◆ Task prompt: Transcribe the whole listing without a single picture.

◆ Supplied records:
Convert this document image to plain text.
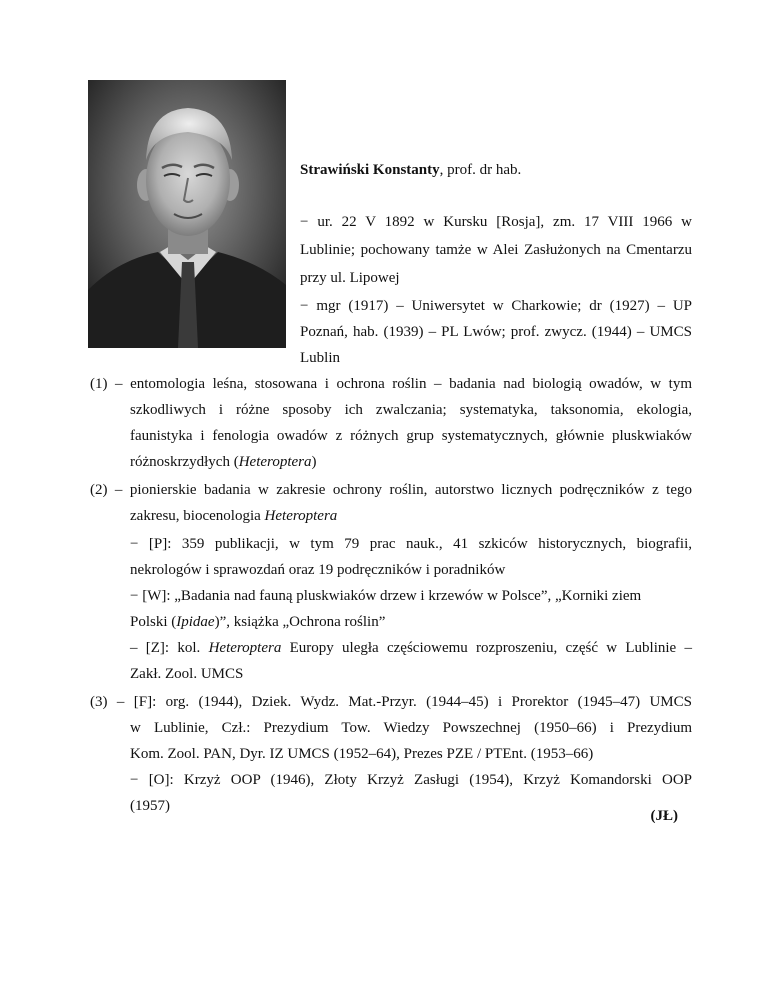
Strawiński Konstanty, prof. dr hab.
− ur. 22 V 1892 w Kursku [Rosja], zm. 17 VIII 1966 w
Lublinie; pochowany tamże w Alei Zasłużonych na Cmentarzu
przy ul. Lipowej
− mgr (1917) – Uniwersytet w Charkowie; dr (1927) – UP
Poznań, hab. (1939) – PL Lwów; prof. zwycz. (1944) – UMCS
Lublin
(1) – entomologia leśna, stosowana i ochrona roślin – badania nad biologią owadów, w tym
szkodliwych i różne sposoby ich zwalczania; systematyka, taksonomia, ekologia,
faunistyka i fenologia owadów z różnych grup systematycznych, głównie pluskwiaków
różnoskrzydłych (Heteroptera)
(2) – pionierskie badania w zakresie ochrony roślin, autorstwo licznych podręczników z tego
zakresu, biocenologia Heteroptera
− [P]: 359 publikacji, w tym 79 prac nauk., 41 szkiców historycznych, biografii,
nekrologów i sprawozdań oraz 19 podręczników i poradników
− [W]: „Badania nad fauną pluskwiaków drzew i krzewów w Polsce”, „Korniki ziem
Polski (Ipidae)”, książka „Ochrona roślin”
– [Z]: kol. Heteroptera Europy uległa częściowemu rozproszeniu, część w Lublinie –
Zakł. Zool. UMCS
(3) – [F]: org. (1944), Dziek. Wydz. Mat.-Przyr. (1944–45) i Prorektor (1945–47) UMCS
w Lublinie, Czł.: Prezydium Tow. Wiedzy Powszechnej (1950–66) i Prezydium
Kom. Zool. PAN, Dyr. IZ UMCS (1952–64), Prezes PZE / PTEnt. (1953–66)
− [O]: Krzyż OOP (1946), Złoty Krzyż Zasługi (1954), Krzyż Komandorski OOP
(1957)
(JŁ)
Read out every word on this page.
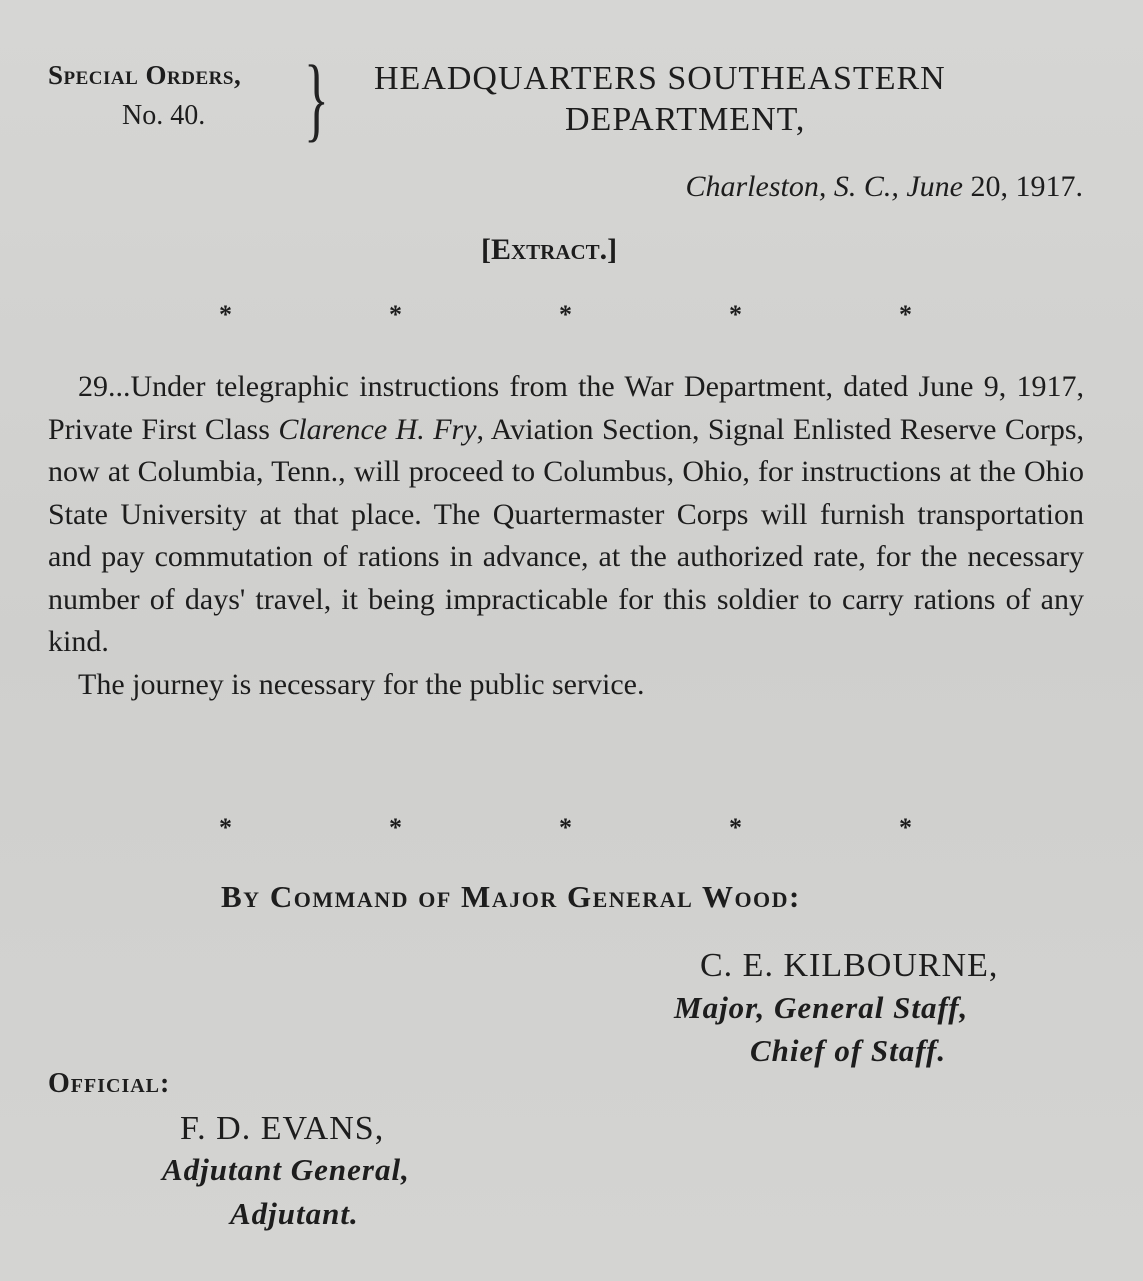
Special Orders,
No. 40. } HEADQUARTERS SOUTHEASTERN
DEPARTMENT,
Charleston, S. C., June 20, 1917.
[Extract.]
*	*	*	*	*

29...Under telegraphic instructions from the War Department, dated June 9, 1917, Private First Class Clarence H. Fry, Aviation Section, Signal Enlisted Reserve Corps, now at Columbia, Tenn., will proceed to Columbus, Ohio, for instructions at the Ohio State University at that place. The Quartermaster Corps will furnish transportation and pay commutation of rations in advance, at the authorized rate, for the necessary number of days' travel, it being impracticable for this soldier to carry rations of any kind.

The journey is necessary for the public service.

*	*	*	*	*
By Command of Major General Wood:
C. E. KILBOURNE,
Major, General Staff,
Chief of Staff.
Official:
F. D. EVANS,
Adjutant General,
Adjutant.
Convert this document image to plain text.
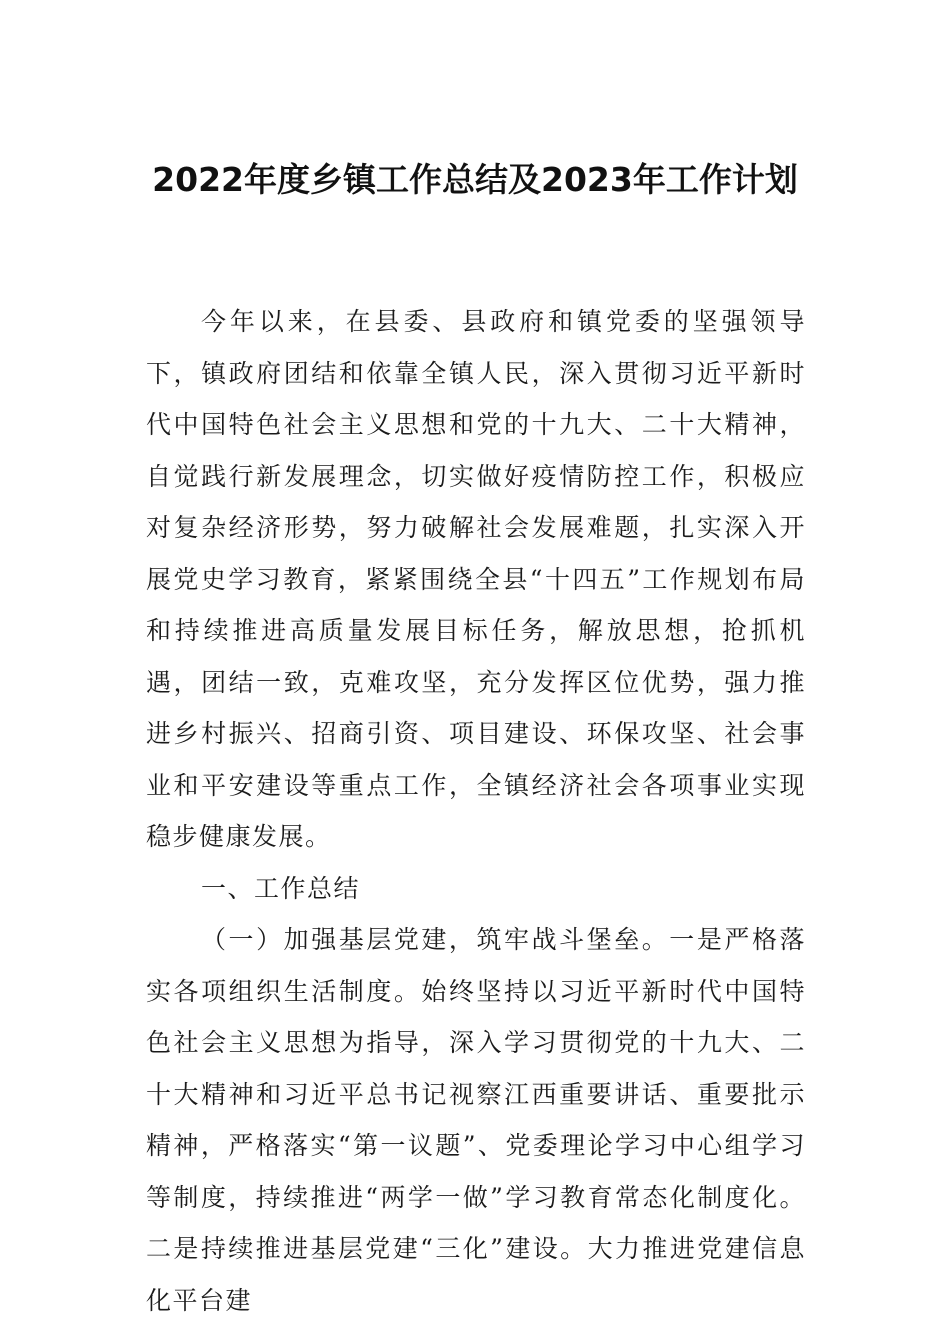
2022年度乡镇工作总结及2023年工作计划

今年以来，在县委、县政府和镇党委的坚强领导下，镇政府团结和依靠全镇人民，深入贯彻习近平新时代中国特色社会主义思想和党的十九大、二十大精神，自觉践行新发展理念，切实做好疫情防控工作，积极应对复杂经济形势，努力破解社会发展难题，扎实深入开展党史学习教育，紧紧围绕全县“十四五”工作规划布局和持续推进高质量发展目标任务，解放思想，抢抓机遇，团结一致，克难攻坚，充分发挥区位优势，强力推进乡村振兴、招商引资、项目建设、环保攻坚、社会事业和平安建设等重点工作，全镇经济社会各项事业实现稳步健康发展。

一、工作总结

（一）加强基层党建，筑牢战斗堡垒。一是严格落实各项组织生活制度。始终坚持以习近平新时代中国特色社会主义思想为指导，深入学习贯彻党的十九大、二十大精神和习近平总书记视察江西重要讲话、重要批示精神，严格落实“第一议题”、党委理论学习中心组学习等制度，持续推进“两学一做”学习教育常态化制度化。二是持续推进基层党建“三化”建设。大力推进党建信息化平台建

◆ Response to this task:
Convert this document image to plain text.
Strawiński Konstanty, prof. dr hab.
− ur. 22 V 1892 w Kursku [Rosja], zm. 17 VIII 1966 w
Lublinie; pochowany tamże w Alei Zasłużonych na Cmentarzu
przy ul. Lipowej
− mgr (1917) – Uniwersytet w Charkowie; dr (1927) – UP
Poznań, hab. (1939) – PL Lwów; prof. zwycz. (1944) – UMCS
Lublin
(1) – entomologia leśna, stosowana i ochrona roślin – badania nad biologią owadów, w tym
szkodliwych i różne sposoby ich zwalczania; systematyka, taksonomia, ekologia,
faunistyka i fenologia owadów z różnych grup systematycznych, głównie pluskwiaków
różnoskrzydłych (Heteroptera)
(2) – pionierskie badania w zakresie ochrony roślin, autorstwo licznych podręczników z tego
zakresu, biocenologia Heteroptera
− [P]: 359 publikacji, w tym 79 prac nauk., 41 szkiców historycznych, biografii,
nekrologów i sprawozdań oraz 19 podręczników i poradników
− [W]: „Badania nad fauną pluskwiaków drzew i krzewów w Polsce”, „Korniki ziem
Polski (Ipidae)”, książka „Ochrona roślin”
– [Z]: kol. Heteroptera Europy uległa częściowemu rozproszeniu, część w Lublinie –
Zakł. Zool. UMCS
(3) – [F]: org. (1944), Dziek. Wydz. Mat.-Przyr. (1944–45) i Prorektor (1945–47) UMCS
w Lublinie, Czł.: Prezydium Tow. Wiedzy Powszechnej (1950–66) i Prezydium
Kom. Zool. PAN, Dyr. IZ UMCS (1952–64), Prezes PZE / PTEnt. (1953–66)
− [O]: Krzyż OOP (1946), Złoty Krzyż Zasługi (1954), Krzyż Komandorski OOP
(1957)
(JŁ)
Read out every word on this page.
Special Orders,
No. 40. } HEADQUARTERS SOUTHEASTERN
DEPARTMENT,
Charleston, S. C., June 20, 1917.
[Extract.]
*	*	*	*	*

29...Under telegraphic instructions from the War Department, dated June 9, 1917, Private First Class Clarence H. Fry, Aviation Section, Signal Enlisted Reserve Corps, now at Columbia, Tenn., will proceed to Columbus, Ohio, for instructions at the Ohio State University at that place. The Quartermaster Corps will furnish transportation and pay commutation of rations in advance, at the authorized rate, for the necessary number of days' travel, it being impracticable for this soldier to carry rations of any kind.

The journey is necessary for the public service.

*	*	*	*	*
By Command of Major General Wood:
C. E. KILBOURNE,
Major, General Staff,
Chief of Staff.
Official:
F. D. EVANS,
Adjutant General,
Adjutant.
Convert this document image to plain text.
2022年度乡镇工作总结及2023年工作计划

今年以来，在县委、县政府和镇党委的坚强领导下，镇政府团结和依靠全镇人民，深入贯彻习近平新时代中国特色社会主义思想和党的十九大、二十大精神，自觉践行新发展理念，切实做好疫情防控工作，积极应对复杂经济形势，努力破解社会发展难题，扎实深入开展党史学习教育，紧紧围绕全县“十四五”工作规划布局和持续推进高质量发展目标任务，解放思想，抢抓机遇，团结一致，克难攻坚，充分发挥区位优势，强力推进乡村振兴、招商引资、项目建设、环保攻坚、社会事业和平安建设等重点工作，全镇经济社会各项事业实现稳步健康发展。

一、工作总结

（一）加强基层党建，筑牢战斗堡垒。一是严格落实各项组织生活制度。始终坚持以习近平新时代中国特色社会主义思想为指导，深入学习贯彻党的十九大、二十大精神和习近平总书记视察江西重要讲话、重要批示精神，严格落实“第一议题”、党委理论学习中心组学习等制度，持续推进“两学一做”学习教育常态化制度化。二是持续推进基层党建“三化”建设。大力推进党建信息化平台建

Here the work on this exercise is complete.